- _Record excerpts_:
▼

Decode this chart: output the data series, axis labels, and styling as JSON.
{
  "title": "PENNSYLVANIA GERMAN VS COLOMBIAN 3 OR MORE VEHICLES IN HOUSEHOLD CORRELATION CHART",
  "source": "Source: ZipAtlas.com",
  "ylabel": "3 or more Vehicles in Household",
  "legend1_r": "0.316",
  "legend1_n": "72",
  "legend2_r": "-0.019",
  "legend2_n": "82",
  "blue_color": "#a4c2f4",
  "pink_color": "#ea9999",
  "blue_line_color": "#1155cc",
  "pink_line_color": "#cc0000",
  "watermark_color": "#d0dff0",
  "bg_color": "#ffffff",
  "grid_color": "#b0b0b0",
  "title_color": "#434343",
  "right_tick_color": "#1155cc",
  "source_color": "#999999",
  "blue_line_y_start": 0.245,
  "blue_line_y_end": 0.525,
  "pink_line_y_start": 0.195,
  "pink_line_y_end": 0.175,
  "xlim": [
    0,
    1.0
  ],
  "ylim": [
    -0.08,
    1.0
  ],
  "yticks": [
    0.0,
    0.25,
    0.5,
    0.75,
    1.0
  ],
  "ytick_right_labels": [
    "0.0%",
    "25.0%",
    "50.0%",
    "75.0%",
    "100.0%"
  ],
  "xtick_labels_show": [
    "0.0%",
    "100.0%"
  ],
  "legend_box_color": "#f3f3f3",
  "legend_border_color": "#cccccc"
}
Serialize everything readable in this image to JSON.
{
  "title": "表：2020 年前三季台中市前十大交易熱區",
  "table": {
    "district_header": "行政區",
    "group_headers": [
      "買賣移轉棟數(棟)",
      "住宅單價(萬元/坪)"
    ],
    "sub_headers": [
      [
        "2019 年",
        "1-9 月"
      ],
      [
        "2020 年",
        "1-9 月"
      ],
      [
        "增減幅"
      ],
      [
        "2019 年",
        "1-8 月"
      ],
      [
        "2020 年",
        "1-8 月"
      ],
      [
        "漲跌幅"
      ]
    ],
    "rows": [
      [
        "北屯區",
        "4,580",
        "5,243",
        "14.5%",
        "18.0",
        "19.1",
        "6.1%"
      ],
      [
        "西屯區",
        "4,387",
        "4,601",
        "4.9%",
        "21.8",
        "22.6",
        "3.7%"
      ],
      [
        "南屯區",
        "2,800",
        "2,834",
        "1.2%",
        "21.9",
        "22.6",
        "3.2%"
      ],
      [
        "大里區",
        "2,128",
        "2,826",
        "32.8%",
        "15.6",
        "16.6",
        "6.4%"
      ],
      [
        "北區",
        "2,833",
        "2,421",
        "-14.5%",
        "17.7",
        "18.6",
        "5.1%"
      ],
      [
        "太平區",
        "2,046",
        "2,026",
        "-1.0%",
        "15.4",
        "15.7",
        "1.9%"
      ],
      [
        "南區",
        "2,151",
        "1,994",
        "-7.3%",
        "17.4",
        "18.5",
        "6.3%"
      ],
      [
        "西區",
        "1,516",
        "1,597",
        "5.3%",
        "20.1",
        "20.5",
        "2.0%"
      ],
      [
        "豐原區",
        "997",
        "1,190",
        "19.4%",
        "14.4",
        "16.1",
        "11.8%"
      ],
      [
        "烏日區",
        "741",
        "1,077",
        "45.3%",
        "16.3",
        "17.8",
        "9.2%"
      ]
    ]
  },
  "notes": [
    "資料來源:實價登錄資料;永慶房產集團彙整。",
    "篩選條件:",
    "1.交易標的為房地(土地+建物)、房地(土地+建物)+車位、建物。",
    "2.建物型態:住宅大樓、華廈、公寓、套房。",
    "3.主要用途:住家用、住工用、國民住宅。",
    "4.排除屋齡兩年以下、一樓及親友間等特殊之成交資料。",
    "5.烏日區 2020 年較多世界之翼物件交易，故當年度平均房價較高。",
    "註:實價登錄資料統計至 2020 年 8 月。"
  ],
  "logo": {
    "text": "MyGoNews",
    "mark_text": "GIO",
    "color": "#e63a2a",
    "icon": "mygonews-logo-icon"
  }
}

▲

- _What to work on_: Using the data above, return each line exactly as written.

- _Output for this task_:
Decode this chart: output the data series, axis labels, and styling as JSON.
{
  "title": "PENNSYLVANIA GERMAN VS COLOMBIAN 3 OR MORE VEHICLES IN HOUSEHOLD CORRELATION CHART",
  "source": "Source: ZipAtlas.com",
  "ylabel": "3 or more Vehicles in Household",
  "legend1_r": "0.316",
  "legend1_n": "72",
  "legend2_r": "-0.019",
  "legend2_n": "82",
  "blue_color": "#a4c2f4",
  "pink_color": "#ea9999",
  "blue_line_color": "#1155cc",
  "pink_line_color": "#cc0000",
  "watermark_color": "#d0dff0",
  "bg_color": "#ffffff",
  "grid_color": "#b0b0b0",
  "title_color": "#434343",
  "right_tick_color": "#1155cc",
  "source_color": "#999999",
  "blue_line_y_start": 0.245,
  "blue_line_y_end": 0.525,
  "pink_line_y_start": 0.195,
  "pink_line_y_end": 0.175,
  "xlim": [
    0,
    1.0
  ],
  "ylim": [
    -0.08,
    1.0
  ],
  "yticks": [
    0.0,
    0.25,
    0.5,
    0.75,
    1.0
  ],
  "ytick_right_labels": [
    "0.0%",
    "25.0%",
    "50.0%",
    "75.0%",
    "100.0%"
  ],
  "xtick_labels_show": [
    "0.0%",
    "100.0%"
  ],
  "legend_box_color": "#f3f3f3",
  "legend_border_color": "#cccccc"
}
Serialize everything readable in this image to JSON.
{
  "title": "表：2020 年前三季台中市前十大交易熱區",
  "table": {
    "district_header": "行政區",
    "group_headers": [
      "買賣移轉棟數(棟)",
      "住宅單價(萬元/坪)"
    ],
    "sub_headers": [
      [
        "2019 年",
        "1-9 月"
      ],
      [
        "2020 年",
        "1-9 月"
      ],
      [
        "增減幅"
      ],
      [
        "2019 年",
        "1-8 月"
      ],
      [
        "2020 年",
        "1-8 月"
      ],
      [
        "漲跌幅"
      ]
    ],
    "rows": [
      [
        "北屯區",
        "4,580",
        "5,243",
        "14.5%",
        "18.0",
        "19.1",
        "6.1%"
      ],
      [
        "西屯區",
        "4,387",
        "4,601",
        "4.9%",
        "21.8",
        "22.6",
        "3.7%"
      ],
      [
        "南屯區",
        "2,800",
        "2,834",
        "1.2%",
        "21.9",
        "22.6",
        "3.2%"
      ],
      [
        "大里區",
        "2,128",
        "2,826",
        "32.8%",
        "15.6",
        "16.6",
        "6.4%"
      ],
      [
        "北區",
        "2,833",
        "2,421",
        "-14.5%",
        "17.7",
        "18.6",
        "5.1%"
      ],
      [
        "太平區",
        "2,046",
        "2,026",
        "-1.0%",
        "15.4",
        "15.7",
        "1.9%"
      ],
      [
        "南區",
        "2,151",
        "1,994",
        "-7.3%",
        "17.4",
        "18.5",
        "6.3%"
      ],
      [
        "西區",
        "1,516",
        "1,597",
        "5.3%",
        "20.1",
        "20.5",
        "2.0%"
      ],
      [
        "豐原區",
        "997",
        "1,190",
        "19.4%",
        "14.4",
        "16.1",
        "11.8%"
      ],
      [
        "烏日區",
        "741",
        "1,077",
        "45.3%",
        "16.3",
        "17.8",
        "9.2%"
      ]
    ]
  },
  "notes": [
    "資料來源:實價登錄資料;永慶房產集團彙整。",
    "篩選條件:",
    "1.交易標的為房地(土地+建物)、房地(土地+建物)+車位、建物。",
    "2.建物型態:住宅大樓、華廈、公寓、套房。",
    "3.主要用途:住家用、住工用、國民住宅。",
    "4.排除屋齡兩年以下、一樓及親友間等特殊之成交資料。",
    "5.烏日區 2020 年較多世界之翼物件交易，故當年度平均房價較高。",
    "註:實價登錄資料統計至 2020 年 8 月。"
  ],
  "logo": {
    "text": "MyGoNews",
    "mark_text": "GIO",
    "color": "#e63a2a",
    "icon": "mygonews-logo-icon"
  }
}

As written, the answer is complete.